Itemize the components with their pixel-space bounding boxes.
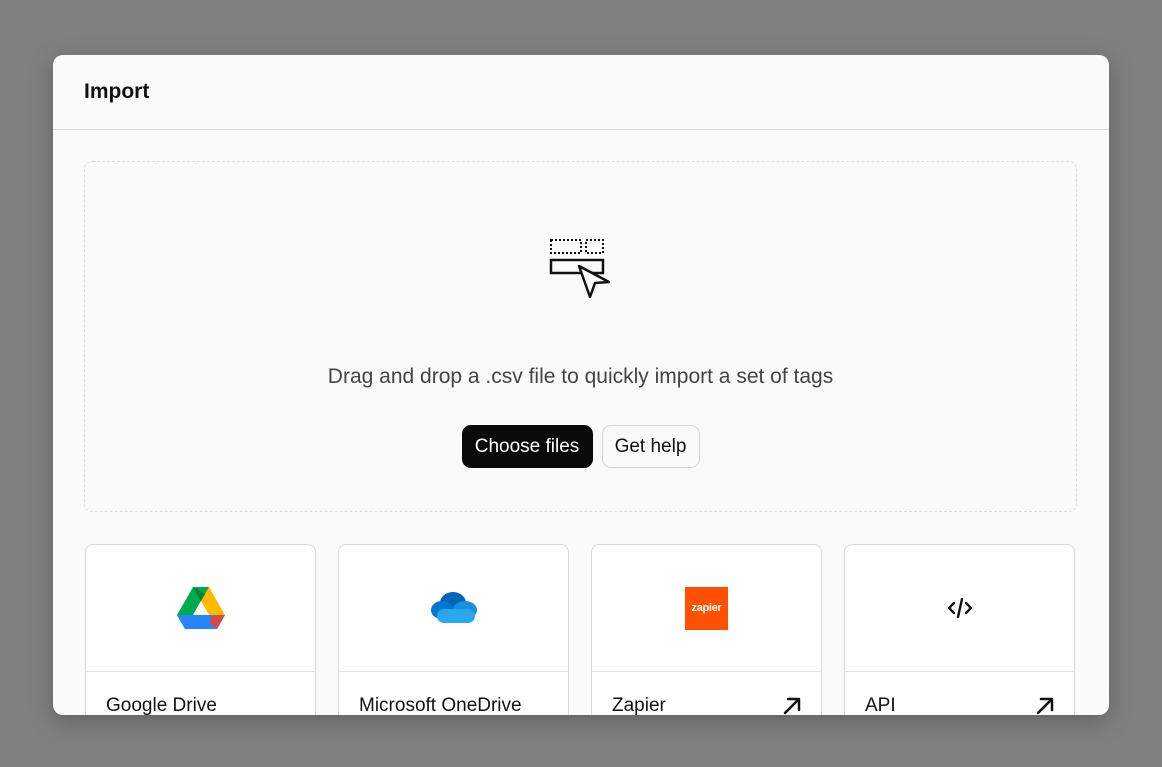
external-link-arrow-icon — [783, 697, 801, 715]
card-logo-area — [845, 545, 1074, 672]
source-card-zapier[interactable]: zapier Zapier — [591, 544, 822, 715]
source-card-api[interactable]: API — [844, 544, 1075, 715]
choose-files-button[interactable]: Choose files — [461, 425, 593, 468]
dropzone-actions: Choose files Get help — [85, 425, 1076, 468]
card-label: Zapier — [612, 695, 666, 715]
zapier-logo-text: zapier — [691, 602, 722, 614]
card-label: API — [865, 695, 896, 715]
card-label: Google Drive — [106, 695, 217, 715]
card-logo-area: zapier — [592, 545, 821, 672]
onedrive-icon — [430, 592, 477, 623]
source-card-google-drive[interactable]: Google Drive — [85, 544, 316, 715]
file-dropzone[interactable]: Drag and drop a .csv file to quickly imp… — [84, 161, 1077, 512]
drag-drop-cursor-icon — [549, 239, 611, 299]
zapier-icon: zapier — [685, 586, 728, 630]
card-label: Microsoft OneDrive — [359, 695, 522, 715]
source-card-onedrive[interactable]: Microsoft OneDrive — [338, 544, 569, 715]
modal-title: Import — [84, 80, 150, 103]
external-link-arrow-icon — [1036, 697, 1054, 715]
get-help-button[interactable]: Get help — [601, 425, 700, 468]
code-icon — [947, 597, 972, 619]
import-sources: Google Drive Microsoft OneDrive zapier Z… — [85, 544, 1075, 715]
modal-header: Import — [53, 55, 1109, 130]
dropzone-message: Drag and drop a .csv file to quickly imp… — [327, 365, 834, 388]
import-modal: Import Drag and drop a .csv file to quic… — [53, 55, 1109, 715]
google-drive-icon — [176, 586, 225, 629]
card-logo-area — [86, 545, 315, 672]
card-logo-area — [339, 545, 568, 672]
.....
→ **Stated problem**:
Reproduce every line of the entries above verbatim, leaving out the pictures.

→ **Response**:
Itemize the components with their pixel-space bounding boxes.
external-link-arrow-icon — [783, 697, 801, 715]
card-logo-area — [845, 545, 1074, 672]
source-card-zapier[interactable]: zapier Zapier — [591, 544, 822, 715]
source-card-api[interactable]: API — [844, 544, 1075, 715]
choose-files-button[interactable]: Choose files — [461, 425, 593, 468]
dropzone-actions: Choose files Get help — [85, 425, 1076, 468]
card-label: Zapier — [612, 695, 666, 715]
zapier-logo-text: zapier — [691, 602, 722, 614]
card-label: API — [865, 695, 896, 715]
card-label: Google Drive — [106, 695, 217, 715]
card-logo-area: zapier — [592, 545, 821, 672]
onedrive-icon — [430, 592, 477, 623]
source-card-google-drive[interactable]: Google Drive — [85, 544, 316, 715]
file-dropzone[interactable]: Drag and drop a .csv file to quickly imp… — [84, 161, 1077, 512]
drag-drop-cursor-icon — [549, 239, 611, 299]
zapier-icon: zapier — [685, 586, 728, 630]
card-label: Microsoft OneDrive — [359, 695, 522, 715]
source-card-onedrive[interactable]: Microsoft OneDrive — [338, 544, 569, 715]
modal-title: Import — [84, 80, 150, 103]
external-link-arrow-icon — [1036, 697, 1054, 715]
get-help-button[interactable]: Get help — [601, 425, 700, 468]
code-icon — [947, 597, 972, 619]
import-sources: Google Drive Microsoft OneDrive zapier Z… — [85, 544, 1075, 715]
modal-header: Import — [53, 55, 1109, 130]
dropzone-message: Drag and drop a .csv file to quickly imp… — [327, 365, 834, 388]
import-modal: Import Drag and drop a .csv file to quic… — [53, 55, 1109, 715]
google-drive-icon — [176, 586, 225, 629]
card-logo-area — [86, 545, 315, 672]
card-logo-area — [339, 545, 568, 672]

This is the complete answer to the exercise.